**EXERCISE TASK**: Write out the listing below exactly, and omit any images you find in it.

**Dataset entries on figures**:
==============================
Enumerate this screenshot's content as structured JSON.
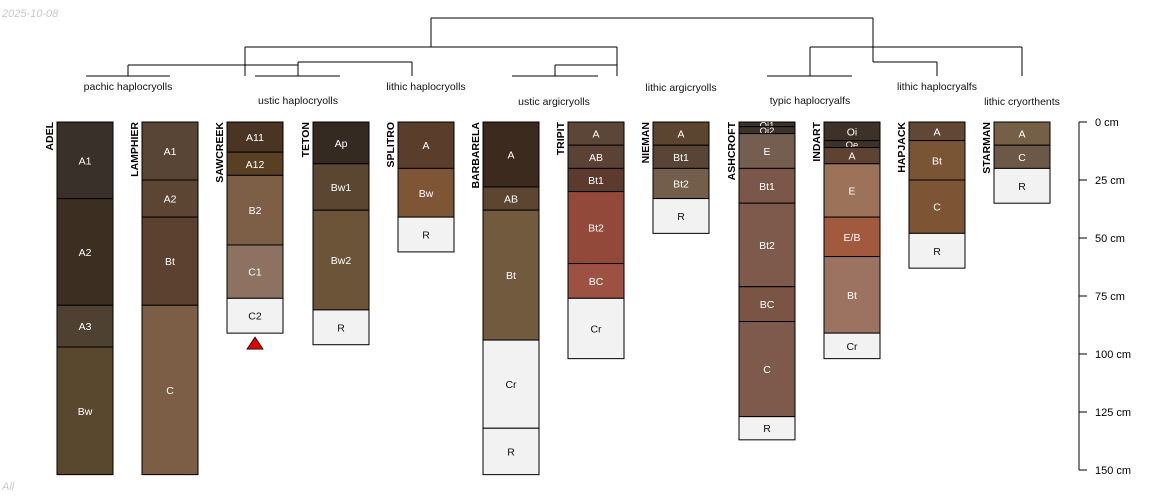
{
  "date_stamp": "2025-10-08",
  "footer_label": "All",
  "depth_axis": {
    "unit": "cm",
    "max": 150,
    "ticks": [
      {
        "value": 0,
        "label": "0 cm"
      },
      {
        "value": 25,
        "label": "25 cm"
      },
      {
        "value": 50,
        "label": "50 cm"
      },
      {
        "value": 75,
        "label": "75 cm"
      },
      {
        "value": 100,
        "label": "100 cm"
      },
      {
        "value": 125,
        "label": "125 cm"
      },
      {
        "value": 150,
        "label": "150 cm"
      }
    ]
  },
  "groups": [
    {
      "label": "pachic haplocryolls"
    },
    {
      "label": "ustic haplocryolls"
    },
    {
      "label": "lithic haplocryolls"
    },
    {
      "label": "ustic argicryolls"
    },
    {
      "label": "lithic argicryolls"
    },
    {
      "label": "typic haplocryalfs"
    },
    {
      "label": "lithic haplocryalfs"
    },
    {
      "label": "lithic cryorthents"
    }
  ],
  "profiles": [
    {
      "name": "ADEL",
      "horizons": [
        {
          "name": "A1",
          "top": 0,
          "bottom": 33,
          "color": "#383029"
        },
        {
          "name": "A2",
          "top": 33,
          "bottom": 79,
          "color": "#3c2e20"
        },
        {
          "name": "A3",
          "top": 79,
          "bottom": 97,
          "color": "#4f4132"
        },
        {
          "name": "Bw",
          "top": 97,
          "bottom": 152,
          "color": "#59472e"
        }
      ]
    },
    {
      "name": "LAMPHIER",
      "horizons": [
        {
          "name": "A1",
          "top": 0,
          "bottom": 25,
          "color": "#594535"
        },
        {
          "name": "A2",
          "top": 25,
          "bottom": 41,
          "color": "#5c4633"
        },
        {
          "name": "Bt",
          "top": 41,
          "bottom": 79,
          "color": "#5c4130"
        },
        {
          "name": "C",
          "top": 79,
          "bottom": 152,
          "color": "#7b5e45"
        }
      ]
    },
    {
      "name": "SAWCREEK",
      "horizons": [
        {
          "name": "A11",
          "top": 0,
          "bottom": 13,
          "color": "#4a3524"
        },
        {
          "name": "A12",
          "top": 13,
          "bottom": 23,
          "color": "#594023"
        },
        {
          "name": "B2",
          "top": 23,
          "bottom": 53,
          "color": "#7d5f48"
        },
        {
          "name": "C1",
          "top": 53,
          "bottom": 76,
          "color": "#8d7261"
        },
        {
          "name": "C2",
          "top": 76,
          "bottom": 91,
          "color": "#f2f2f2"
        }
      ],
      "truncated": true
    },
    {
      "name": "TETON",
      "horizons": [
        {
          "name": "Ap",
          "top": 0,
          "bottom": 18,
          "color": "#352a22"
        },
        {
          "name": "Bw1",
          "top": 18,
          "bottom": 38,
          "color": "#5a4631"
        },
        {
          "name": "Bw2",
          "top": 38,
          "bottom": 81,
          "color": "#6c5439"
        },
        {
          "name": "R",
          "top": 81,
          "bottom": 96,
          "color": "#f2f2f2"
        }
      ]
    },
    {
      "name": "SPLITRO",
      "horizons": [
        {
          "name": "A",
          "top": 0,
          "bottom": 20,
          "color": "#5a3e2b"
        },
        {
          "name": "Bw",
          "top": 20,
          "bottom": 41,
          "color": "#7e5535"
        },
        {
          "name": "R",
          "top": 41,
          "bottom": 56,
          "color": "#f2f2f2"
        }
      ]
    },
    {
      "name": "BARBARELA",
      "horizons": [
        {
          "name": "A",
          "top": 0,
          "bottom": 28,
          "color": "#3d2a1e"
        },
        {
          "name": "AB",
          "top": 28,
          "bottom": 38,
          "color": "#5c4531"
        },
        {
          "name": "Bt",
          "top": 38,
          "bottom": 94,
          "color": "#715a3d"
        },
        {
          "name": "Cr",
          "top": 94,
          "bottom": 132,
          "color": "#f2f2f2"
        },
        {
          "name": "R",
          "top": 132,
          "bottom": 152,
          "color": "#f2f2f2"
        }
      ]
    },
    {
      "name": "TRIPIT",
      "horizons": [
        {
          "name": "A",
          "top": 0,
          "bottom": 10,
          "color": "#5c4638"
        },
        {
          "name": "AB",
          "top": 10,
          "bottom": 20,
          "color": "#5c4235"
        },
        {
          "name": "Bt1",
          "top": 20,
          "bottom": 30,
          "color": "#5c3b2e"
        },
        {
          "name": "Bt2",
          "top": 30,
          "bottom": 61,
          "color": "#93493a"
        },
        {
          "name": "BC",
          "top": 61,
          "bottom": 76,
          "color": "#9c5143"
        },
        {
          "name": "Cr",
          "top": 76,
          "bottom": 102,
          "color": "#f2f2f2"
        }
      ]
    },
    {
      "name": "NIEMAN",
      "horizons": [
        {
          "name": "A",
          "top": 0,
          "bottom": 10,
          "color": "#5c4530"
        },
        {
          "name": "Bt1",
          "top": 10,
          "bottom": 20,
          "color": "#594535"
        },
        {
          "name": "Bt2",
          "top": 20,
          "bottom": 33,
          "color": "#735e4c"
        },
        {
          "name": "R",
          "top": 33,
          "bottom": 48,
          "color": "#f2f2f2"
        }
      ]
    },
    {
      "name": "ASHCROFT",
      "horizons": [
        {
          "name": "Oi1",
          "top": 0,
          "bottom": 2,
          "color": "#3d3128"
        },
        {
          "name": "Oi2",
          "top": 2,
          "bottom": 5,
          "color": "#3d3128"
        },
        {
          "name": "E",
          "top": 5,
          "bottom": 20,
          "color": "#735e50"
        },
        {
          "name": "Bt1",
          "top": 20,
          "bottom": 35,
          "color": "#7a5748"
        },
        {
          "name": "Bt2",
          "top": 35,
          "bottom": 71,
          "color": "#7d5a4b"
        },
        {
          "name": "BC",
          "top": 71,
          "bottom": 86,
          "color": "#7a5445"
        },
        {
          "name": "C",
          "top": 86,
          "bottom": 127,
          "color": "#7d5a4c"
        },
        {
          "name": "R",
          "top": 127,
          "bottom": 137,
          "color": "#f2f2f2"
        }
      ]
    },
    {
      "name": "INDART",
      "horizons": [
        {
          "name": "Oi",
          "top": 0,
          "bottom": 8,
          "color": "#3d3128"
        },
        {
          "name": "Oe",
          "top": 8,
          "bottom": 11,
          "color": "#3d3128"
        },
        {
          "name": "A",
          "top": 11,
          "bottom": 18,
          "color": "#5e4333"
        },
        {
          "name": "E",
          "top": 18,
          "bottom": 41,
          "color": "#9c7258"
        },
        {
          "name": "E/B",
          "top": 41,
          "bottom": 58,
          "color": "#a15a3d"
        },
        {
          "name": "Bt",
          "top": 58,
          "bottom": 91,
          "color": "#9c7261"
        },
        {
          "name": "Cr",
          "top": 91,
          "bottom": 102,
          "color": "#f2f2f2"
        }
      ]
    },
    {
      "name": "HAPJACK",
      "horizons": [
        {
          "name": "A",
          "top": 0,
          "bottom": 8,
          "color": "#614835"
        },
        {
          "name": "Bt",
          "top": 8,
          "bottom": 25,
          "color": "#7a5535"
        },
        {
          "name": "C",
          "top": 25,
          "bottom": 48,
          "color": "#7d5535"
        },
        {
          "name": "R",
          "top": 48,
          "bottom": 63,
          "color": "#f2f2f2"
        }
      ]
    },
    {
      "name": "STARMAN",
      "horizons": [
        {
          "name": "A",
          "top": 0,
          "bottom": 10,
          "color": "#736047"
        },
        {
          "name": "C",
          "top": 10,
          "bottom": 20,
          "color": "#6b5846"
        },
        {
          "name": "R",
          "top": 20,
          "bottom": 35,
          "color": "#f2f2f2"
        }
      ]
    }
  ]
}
==============================
**RESULT OF THE EXERCISE**:
Enumerate this screenshot's content as structured JSON.
{
  "date_stamp": "2025-10-08",
  "footer_label": "All",
  "depth_axis": {
    "unit": "cm",
    "max": 150,
    "ticks": [
      {
        "value": 0,
        "label": "0 cm"
      },
      {
        "value": 25,
        "label": "25 cm"
      },
      {
        "value": 50,
        "label": "50 cm"
      },
      {
        "value": 75,
        "label": "75 cm"
      },
      {
        "value": 100,
        "label": "100 cm"
      },
      {
        "value": 125,
        "label": "125 cm"
      },
      {
        "value": 150,
        "label": "150 cm"
      }
    ]
  },
  "groups": [
    {
      "label": "pachic haplocryolls"
    },
    {
      "label": "ustic haplocryolls"
    },
    {
      "label": "lithic haplocryolls"
    },
    {
      "label": "ustic argicryolls"
    },
    {
      "label": "lithic argicryolls"
    },
    {
      "label": "typic haplocryalfs"
    },
    {
      "label": "lithic haplocryalfs"
    },
    {
      "label": "lithic cryorthents"
    }
  ],
  "profiles": [
    {
      "name": "ADEL",
      "horizons": [
        {
          "name": "A1",
          "top": 0,
          "bottom": 33,
          "color": "#383029"
        },
        {
          "name": "A2",
          "top": 33,
          "bottom": 79,
          "color": "#3c2e20"
        },
        {
          "name": "A3",
          "top": 79,
          "bottom": 97,
          "color": "#4f4132"
        },
        {
          "name": "Bw",
          "top": 97,
          "bottom": 152,
          "color": "#59472e"
        }
      ]
    },
    {
      "name": "LAMPHIER",
      "horizons": [
        {
          "name": "A1",
          "top": 0,
          "bottom": 25,
          "color": "#594535"
        },
        {
          "name": "A2",
          "top": 25,
          "bottom": 41,
          "color": "#5c4633"
        },
        {
          "name": "Bt",
          "top": 41,
          "bottom": 79,
          "color": "#5c4130"
        },
        {
          "name": "C",
          "top": 79,
          "bottom": 152,
          "color": "#7b5e45"
        }
      ]
    },
    {
      "name": "SAWCREEK",
      "horizons": [
        {
          "name": "A11",
          "top": 0,
          "bottom": 13,
          "color": "#4a3524"
        },
        {
          "name": "A12",
          "top": 13,
          "bottom": 23,
          "color": "#594023"
        },
        {
          "name": "B2",
          "top": 23,
          "bottom": 53,
          "color": "#7d5f48"
        },
        {
          "name": "C1",
          "top": 53,
          "bottom": 76,
          "color": "#8d7261"
        },
        {
          "name": "C2",
          "top": 76,
          "bottom": 91,
          "color": "#f2f2f2"
        }
      ],
      "truncated": true
    },
    {
      "name": "TETON",
      "horizons": [
        {
          "name": "Ap",
          "top": 0,
          "bottom": 18,
          "color": "#352a22"
        },
        {
          "name": "Bw1",
          "top": 18,
          "bottom": 38,
          "color": "#5a4631"
        },
        {
          "name": "Bw2",
          "top": 38,
          "bottom": 81,
          "color": "#6c5439"
        },
        {
          "name": "R",
          "top": 81,
          "bottom": 96,
          "color": "#f2f2f2"
        }
      ]
    },
    {
      "name": "SPLITRO",
      "horizons": [
        {
          "name": "A",
          "top": 0,
          "bottom": 20,
          "color": "#5a3e2b"
        },
        {
          "name": "Bw",
          "top": 20,
          "bottom": 41,
          "color": "#7e5535"
        },
        {
          "name": "R",
          "top": 41,
          "bottom": 56,
          "color": "#f2f2f2"
        }
      ]
    },
    {
      "name": "BARBARELA",
      "horizons": [
        {
          "name": "A",
          "top": 0,
          "bottom": 28,
          "color": "#3d2a1e"
        },
        {
          "name": "AB",
          "top": 28,
          "bottom": 38,
          "color": "#5c4531"
        },
        {
          "name": "Bt",
          "top": 38,
          "bottom": 94,
          "color": "#715a3d"
        },
        {
          "name": "Cr",
          "top": 94,
          "bottom": 132,
          "color": "#f2f2f2"
        },
        {
          "name": "R",
          "top": 132,
          "bottom": 152,
          "color": "#f2f2f2"
        }
      ]
    },
    {
      "name": "TRIPIT",
      "horizons": [
        {
          "name": "A",
          "top": 0,
          "bottom": 10,
          "color": "#5c4638"
        },
        {
          "name": "AB",
          "top": 10,
          "bottom": 20,
          "color": "#5c4235"
        },
        {
          "name": "Bt1",
          "top": 20,
          "bottom": 30,
          "color": "#5c3b2e"
        },
        {
          "name": "Bt2",
          "top": 30,
          "bottom": 61,
          "color": "#93493a"
        },
        {
          "name": "BC",
          "top": 61,
          "bottom": 76,
          "color": "#9c5143"
        },
        {
          "name": "Cr",
          "top": 76,
          "bottom": 102,
          "color": "#f2f2f2"
        }
      ]
    },
    {
      "name": "NIEMAN",
      "horizons": [
        {
          "name": "A",
          "top": 0,
          "bottom": 10,
          "color": "#5c4530"
        },
        {
          "name": "Bt1",
          "top": 10,
          "bottom": 20,
          "color": "#594535"
        },
        {
          "name": "Bt2",
          "top": 20,
          "bottom": 33,
          "color": "#735e4c"
        },
        {
          "name": "R",
          "top": 33,
          "bottom": 48,
          "color": "#f2f2f2"
        }
      ]
    },
    {
      "name": "ASHCROFT",
      "horizons": [
        {
          "name": "Oi1",
          "top": 0,
          "bottom": 2,
          "color": "#3d3128"
        },
        {
          "name": "Oi2",
          "top": 2,
          "bottom": 5,
          "color": "#3d3128"
        },
        {
          "name": "E",
          "top": 5,
          "bottom": 20,
          "color": "#735e50"
        },
        {
          "name": "Bt1",
          "top": 20,
          "bottom": 35,
          "color": "#7a5748"
        },
        {
          "name": "Bt2",
          "top": 35,
          "bottom": 71,
          "color": "#7d5a4b"
        },
        {
          "name": "BC",
          "top": 71,
          "bottom": 86,
          "color": "#7a5445"
        },
        {
          "name": "C",
          "top": 86,
          "bottom": 127,
          "color": "#7d5a4c"
        },
        {
          "name": "R",
          "top": 127,
          "bottom": 137,
          "color": "#f2f2f2"
        }
      ]
    },
    {
      "name": "INDART",
      "horizons": [
        {
          "name": "Oi",
          "top": 0,
          "bottom": 8,
          "color": "#3d3128"
        },
        {
          "name": "Oe",
          "top": 8,
          "bottom": 11,
          "color": "#3d3128"
        },
        {
          "name": "A",
          "top": 11,
          "bottom": 18,
          "color": "#5e4333"
        },
        {
          "name": "E",
          "top": 18,
          "bottom": 41,
          "color": "#9c7258"
        },
        {
          "name": "E/B",
          "top": 41,
          "bottom": 58,
          "color": "#a15a3d"
        },
        {
          "name": "Bt",
          "top": 58,
          "bottom": 91,
          "color": "#9c7261"
        },
        {
          "name": "Cr",
          "top": 91,
          "bottom": 102,
          "color": "#f2f2f2"
        }
      ]
    },
    {
      "name": "HAPJACK",
      "horizons": [
        {
          "name": "A",
          "top": 0,
          "bottom": 8,
          "color": "#614835"
        },
        {
          "name": "Bt",
          "top": 8,
          "bottom": 25,
          "color": "#7a5535"
        },
        {
          "name": "C",
          "top": 25,
          "bottom": 48,
          "color": "#7d5535"
        },
        {
          "name": "R",
          "top": 48,
          "bottom": 63,
          "color": "#f2f2f2"
        }
      ]
    },
    {
      "name": "STARMAN",
      "horizons": [
        {
          "name": "A",
          "top": 0,
          "bottom": 10,
          "color": "#736047"
        },
        {
          "name": "C",
          "top": 10,
          "bottom": 20,
          "color": "#6b5846"
        },
        {
          "name": "R",
          "top": 20,
          "bottom": 35,
          "color": "#f2f2f2"
        }
      ]
    }
  ]
}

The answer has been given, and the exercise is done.